**DESCRIPTION OF THE TASK**
Go through the material below and copy each line where the word "this" appears.

**RECORDS SUPPLIED**

· · · ·

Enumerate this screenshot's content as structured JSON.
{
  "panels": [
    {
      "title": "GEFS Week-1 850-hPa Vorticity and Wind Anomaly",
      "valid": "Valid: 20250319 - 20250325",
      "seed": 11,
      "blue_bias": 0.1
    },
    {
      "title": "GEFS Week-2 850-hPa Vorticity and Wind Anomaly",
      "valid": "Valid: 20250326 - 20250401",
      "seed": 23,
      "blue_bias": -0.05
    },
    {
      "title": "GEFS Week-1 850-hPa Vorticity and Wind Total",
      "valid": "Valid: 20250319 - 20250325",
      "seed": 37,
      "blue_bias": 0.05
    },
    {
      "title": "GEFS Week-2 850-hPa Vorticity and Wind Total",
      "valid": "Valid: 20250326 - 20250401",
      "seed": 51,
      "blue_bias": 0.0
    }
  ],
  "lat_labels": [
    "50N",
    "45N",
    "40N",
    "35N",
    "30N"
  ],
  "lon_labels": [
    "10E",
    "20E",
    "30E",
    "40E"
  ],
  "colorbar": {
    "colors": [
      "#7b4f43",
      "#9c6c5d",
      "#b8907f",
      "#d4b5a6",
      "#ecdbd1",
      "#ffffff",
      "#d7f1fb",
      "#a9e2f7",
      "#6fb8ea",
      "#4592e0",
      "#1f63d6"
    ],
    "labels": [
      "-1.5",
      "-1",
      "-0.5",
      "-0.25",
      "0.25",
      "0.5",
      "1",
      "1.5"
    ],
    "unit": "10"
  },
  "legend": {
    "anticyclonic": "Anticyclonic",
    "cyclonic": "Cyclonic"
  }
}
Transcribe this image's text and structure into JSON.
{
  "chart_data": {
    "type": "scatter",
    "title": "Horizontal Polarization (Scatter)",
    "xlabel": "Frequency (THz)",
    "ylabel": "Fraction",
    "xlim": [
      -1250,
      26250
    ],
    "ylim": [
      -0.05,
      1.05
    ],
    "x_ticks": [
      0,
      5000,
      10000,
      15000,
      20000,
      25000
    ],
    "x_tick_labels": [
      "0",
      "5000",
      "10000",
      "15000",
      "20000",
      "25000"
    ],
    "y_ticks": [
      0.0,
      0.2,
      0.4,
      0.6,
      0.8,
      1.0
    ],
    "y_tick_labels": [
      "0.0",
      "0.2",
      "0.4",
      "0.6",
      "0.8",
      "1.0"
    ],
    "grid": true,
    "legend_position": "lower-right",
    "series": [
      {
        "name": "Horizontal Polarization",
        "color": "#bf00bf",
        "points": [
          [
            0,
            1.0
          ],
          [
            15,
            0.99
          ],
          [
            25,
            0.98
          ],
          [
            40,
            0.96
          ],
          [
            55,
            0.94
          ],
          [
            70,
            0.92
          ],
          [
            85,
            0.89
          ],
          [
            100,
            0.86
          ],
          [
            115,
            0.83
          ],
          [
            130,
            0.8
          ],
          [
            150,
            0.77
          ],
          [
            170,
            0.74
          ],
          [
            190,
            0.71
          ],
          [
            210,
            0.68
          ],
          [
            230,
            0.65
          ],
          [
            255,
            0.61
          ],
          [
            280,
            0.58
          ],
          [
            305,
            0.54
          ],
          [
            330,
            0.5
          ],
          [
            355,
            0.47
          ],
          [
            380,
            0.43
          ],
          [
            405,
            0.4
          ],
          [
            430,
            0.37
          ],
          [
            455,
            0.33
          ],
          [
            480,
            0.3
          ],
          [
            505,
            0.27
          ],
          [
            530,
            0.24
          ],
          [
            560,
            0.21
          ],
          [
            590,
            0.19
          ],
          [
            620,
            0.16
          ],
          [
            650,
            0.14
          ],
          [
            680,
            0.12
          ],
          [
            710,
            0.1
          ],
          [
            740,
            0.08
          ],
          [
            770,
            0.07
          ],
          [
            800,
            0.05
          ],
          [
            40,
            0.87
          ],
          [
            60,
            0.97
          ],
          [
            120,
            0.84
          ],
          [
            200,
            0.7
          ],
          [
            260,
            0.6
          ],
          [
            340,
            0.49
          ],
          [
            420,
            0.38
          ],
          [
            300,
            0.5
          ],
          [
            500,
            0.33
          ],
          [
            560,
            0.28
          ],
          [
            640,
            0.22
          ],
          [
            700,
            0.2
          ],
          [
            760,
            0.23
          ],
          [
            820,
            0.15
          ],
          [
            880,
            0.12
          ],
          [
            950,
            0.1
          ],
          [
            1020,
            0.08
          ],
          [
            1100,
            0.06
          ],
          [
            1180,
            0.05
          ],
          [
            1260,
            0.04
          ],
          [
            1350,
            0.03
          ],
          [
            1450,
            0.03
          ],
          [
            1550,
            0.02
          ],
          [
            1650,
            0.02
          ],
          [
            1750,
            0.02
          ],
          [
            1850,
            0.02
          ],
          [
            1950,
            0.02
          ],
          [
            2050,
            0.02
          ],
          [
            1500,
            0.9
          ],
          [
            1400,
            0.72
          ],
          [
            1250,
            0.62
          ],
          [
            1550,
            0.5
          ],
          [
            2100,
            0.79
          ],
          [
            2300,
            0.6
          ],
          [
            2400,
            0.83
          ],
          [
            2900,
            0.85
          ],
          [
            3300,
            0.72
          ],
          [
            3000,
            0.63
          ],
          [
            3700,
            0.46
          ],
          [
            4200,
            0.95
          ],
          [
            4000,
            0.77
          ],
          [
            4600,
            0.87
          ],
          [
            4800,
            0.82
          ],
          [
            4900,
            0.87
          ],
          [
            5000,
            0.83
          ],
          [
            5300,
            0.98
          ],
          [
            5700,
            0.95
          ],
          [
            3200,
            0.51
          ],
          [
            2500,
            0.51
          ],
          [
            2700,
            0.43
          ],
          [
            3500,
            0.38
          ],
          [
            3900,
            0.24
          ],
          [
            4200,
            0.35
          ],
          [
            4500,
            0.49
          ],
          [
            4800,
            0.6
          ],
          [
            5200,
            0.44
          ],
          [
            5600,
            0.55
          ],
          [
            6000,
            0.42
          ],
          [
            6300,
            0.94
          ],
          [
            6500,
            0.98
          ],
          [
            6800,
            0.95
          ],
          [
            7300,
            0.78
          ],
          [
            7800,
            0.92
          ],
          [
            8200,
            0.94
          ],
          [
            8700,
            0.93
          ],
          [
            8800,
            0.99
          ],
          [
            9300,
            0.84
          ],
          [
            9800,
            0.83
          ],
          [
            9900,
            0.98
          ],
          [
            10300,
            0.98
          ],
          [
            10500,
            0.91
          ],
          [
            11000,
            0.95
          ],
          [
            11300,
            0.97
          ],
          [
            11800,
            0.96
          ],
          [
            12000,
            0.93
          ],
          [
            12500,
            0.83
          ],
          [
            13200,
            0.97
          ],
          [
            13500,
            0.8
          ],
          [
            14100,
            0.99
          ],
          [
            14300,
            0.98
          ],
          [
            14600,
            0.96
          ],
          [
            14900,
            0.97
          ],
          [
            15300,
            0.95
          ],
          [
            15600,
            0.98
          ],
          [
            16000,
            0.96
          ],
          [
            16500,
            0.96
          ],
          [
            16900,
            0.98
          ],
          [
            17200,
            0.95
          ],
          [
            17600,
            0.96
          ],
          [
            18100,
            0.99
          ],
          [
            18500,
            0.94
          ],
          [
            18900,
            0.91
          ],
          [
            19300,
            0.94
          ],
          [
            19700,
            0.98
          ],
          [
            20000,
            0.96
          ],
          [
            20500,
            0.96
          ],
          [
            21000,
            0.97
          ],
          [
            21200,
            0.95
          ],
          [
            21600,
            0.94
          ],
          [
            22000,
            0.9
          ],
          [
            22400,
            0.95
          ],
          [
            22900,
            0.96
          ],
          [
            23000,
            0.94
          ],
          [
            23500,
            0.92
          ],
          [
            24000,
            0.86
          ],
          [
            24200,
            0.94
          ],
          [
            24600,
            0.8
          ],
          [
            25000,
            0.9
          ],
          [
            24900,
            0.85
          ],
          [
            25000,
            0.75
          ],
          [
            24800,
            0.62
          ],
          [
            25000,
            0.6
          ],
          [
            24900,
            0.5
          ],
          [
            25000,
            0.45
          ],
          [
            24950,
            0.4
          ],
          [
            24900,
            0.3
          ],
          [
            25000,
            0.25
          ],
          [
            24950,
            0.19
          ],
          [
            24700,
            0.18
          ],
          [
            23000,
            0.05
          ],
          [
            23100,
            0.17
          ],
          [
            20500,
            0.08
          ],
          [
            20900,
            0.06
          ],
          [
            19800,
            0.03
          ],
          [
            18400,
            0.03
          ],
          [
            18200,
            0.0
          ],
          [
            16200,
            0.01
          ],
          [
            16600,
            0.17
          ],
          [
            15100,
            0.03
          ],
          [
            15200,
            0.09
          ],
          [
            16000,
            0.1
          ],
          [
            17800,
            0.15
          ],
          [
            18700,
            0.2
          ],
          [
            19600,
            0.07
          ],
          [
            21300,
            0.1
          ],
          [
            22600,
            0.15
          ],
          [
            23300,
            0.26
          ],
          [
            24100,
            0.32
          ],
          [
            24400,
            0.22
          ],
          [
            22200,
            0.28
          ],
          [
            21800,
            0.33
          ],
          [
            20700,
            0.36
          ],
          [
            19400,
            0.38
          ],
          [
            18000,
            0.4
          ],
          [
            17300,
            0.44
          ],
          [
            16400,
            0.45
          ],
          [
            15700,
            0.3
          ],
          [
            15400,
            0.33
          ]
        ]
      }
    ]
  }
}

· · · ·

**RESULT BELOW**
Enumerate this screenshot's content as structured JSON.
Transcribe this image's text and structure into JSON.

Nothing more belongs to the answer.